Directive: In the data that follows, count the lines in which the word "которой" occurs, and report that figure alone.

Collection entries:
* * * * * * *
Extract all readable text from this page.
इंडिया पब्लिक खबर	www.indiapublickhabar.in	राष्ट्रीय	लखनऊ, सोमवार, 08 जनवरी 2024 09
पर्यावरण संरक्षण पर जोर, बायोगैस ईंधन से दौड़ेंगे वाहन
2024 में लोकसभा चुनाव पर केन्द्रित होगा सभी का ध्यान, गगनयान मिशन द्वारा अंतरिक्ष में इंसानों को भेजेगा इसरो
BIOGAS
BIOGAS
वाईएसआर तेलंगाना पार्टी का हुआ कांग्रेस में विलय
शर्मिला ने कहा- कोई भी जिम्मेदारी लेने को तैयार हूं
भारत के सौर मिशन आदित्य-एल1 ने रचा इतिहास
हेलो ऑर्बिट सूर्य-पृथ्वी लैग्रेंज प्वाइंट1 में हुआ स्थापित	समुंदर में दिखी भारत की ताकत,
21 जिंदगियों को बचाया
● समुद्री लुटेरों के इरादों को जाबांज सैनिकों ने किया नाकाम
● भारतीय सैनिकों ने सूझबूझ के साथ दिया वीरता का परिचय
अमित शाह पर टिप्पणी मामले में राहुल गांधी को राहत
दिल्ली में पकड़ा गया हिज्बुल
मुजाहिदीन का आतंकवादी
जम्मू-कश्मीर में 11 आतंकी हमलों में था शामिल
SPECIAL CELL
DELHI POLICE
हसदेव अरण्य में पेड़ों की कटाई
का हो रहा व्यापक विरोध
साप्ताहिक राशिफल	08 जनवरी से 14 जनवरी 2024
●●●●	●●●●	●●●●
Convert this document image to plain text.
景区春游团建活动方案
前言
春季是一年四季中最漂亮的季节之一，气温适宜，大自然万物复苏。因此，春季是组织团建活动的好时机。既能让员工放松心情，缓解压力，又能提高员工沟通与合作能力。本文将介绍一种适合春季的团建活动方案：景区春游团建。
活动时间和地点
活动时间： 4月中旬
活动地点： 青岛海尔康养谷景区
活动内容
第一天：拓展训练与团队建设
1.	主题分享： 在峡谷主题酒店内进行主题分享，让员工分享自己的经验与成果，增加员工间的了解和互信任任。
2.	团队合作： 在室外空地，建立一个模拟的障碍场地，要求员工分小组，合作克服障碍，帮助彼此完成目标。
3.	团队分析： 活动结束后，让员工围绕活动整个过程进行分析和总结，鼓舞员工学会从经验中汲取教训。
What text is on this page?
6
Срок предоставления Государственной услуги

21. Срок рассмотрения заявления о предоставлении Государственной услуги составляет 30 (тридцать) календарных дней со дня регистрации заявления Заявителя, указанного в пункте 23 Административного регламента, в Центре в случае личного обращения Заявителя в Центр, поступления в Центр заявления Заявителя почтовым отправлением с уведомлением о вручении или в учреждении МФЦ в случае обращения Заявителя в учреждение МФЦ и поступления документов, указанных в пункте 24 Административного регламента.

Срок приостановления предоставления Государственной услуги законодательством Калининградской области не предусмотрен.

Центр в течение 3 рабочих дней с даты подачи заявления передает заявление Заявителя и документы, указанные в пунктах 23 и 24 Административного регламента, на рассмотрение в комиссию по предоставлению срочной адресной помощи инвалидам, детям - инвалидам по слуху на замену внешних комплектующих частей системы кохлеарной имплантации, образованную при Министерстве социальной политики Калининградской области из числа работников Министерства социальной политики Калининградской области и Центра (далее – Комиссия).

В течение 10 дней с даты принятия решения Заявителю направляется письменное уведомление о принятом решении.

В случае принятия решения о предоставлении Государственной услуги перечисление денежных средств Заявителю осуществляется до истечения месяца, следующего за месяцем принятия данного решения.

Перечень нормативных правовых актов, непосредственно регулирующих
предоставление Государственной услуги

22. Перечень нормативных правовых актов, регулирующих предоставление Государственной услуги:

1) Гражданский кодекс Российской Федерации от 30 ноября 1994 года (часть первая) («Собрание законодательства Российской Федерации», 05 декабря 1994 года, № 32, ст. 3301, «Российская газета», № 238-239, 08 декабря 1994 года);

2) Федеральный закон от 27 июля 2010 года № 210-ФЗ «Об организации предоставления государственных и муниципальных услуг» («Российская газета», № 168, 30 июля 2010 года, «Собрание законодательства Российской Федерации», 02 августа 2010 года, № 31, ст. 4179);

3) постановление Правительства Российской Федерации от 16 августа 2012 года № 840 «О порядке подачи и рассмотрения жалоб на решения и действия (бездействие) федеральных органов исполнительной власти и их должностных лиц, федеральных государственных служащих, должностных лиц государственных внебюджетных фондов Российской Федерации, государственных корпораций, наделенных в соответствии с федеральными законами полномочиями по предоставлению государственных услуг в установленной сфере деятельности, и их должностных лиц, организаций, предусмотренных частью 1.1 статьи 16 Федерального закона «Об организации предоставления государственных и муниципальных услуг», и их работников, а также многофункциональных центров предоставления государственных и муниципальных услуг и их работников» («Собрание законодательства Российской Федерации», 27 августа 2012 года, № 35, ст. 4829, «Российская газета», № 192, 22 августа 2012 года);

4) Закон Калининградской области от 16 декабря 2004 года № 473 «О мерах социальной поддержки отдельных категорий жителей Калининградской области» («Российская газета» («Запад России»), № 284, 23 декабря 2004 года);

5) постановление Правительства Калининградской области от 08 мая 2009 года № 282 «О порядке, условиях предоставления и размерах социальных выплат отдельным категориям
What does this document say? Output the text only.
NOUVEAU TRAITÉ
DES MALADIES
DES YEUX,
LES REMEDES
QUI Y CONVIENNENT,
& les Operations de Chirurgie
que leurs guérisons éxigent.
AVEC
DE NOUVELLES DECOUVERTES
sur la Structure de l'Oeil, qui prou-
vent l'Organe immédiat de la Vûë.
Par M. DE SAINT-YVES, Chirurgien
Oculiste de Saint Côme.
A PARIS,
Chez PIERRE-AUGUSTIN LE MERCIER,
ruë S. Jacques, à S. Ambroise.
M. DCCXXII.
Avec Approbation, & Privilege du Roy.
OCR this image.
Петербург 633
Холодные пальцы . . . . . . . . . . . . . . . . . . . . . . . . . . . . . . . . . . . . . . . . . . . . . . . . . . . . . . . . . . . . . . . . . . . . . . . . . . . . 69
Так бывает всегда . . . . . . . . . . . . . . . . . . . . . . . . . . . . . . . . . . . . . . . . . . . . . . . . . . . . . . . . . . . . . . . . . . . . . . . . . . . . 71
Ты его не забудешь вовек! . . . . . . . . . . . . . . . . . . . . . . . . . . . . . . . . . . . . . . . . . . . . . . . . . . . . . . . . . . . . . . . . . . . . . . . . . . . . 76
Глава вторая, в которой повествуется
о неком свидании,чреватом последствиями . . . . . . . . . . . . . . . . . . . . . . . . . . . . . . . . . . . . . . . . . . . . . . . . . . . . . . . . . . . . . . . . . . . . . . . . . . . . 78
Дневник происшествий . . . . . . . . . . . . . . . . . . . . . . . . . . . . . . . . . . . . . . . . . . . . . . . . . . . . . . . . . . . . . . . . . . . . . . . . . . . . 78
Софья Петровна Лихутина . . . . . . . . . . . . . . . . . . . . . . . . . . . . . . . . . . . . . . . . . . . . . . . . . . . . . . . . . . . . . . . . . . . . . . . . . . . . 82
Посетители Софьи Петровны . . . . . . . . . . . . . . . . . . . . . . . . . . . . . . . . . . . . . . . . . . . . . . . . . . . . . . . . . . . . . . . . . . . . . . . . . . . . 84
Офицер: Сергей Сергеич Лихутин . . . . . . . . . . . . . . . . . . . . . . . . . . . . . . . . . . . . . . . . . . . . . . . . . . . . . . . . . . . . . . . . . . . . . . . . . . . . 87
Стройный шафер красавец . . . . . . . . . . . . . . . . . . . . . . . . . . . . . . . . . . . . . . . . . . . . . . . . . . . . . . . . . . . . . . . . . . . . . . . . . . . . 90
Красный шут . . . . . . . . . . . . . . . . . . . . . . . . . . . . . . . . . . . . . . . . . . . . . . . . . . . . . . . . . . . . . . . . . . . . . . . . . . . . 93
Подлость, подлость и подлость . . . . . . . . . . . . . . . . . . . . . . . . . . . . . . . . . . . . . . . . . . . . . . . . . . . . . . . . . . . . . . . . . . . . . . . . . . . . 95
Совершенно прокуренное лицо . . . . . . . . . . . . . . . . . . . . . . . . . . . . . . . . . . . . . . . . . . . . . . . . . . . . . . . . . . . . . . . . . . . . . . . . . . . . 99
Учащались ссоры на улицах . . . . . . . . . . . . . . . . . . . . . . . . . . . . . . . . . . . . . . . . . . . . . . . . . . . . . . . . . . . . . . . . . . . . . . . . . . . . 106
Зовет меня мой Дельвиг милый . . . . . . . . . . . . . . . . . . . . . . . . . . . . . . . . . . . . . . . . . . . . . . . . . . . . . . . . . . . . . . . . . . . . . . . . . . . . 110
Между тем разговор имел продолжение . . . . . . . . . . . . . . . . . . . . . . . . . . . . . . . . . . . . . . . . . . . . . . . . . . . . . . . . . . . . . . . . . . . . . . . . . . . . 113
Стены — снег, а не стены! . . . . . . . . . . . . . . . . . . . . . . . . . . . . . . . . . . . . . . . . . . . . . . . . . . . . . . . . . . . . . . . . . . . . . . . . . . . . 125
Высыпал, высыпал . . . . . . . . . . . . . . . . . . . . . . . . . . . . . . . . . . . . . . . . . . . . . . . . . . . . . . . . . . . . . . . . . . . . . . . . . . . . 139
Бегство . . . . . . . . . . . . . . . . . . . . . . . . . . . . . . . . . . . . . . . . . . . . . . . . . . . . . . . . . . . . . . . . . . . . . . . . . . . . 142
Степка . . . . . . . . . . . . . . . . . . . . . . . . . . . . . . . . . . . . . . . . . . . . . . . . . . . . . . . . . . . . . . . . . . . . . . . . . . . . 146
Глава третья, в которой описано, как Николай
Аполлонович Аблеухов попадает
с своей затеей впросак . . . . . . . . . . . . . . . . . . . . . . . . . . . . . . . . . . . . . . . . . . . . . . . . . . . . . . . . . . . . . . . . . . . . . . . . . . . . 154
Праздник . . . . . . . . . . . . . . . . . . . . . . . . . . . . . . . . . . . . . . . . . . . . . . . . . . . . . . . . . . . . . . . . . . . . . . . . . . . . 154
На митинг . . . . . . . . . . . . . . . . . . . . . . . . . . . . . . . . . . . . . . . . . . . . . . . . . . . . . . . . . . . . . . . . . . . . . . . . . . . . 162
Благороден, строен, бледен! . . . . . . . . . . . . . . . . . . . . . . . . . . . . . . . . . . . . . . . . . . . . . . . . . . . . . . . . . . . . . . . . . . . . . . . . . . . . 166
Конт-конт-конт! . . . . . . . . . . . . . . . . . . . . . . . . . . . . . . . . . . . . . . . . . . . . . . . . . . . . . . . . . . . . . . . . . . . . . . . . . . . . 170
* * * * * * *
The solution: 2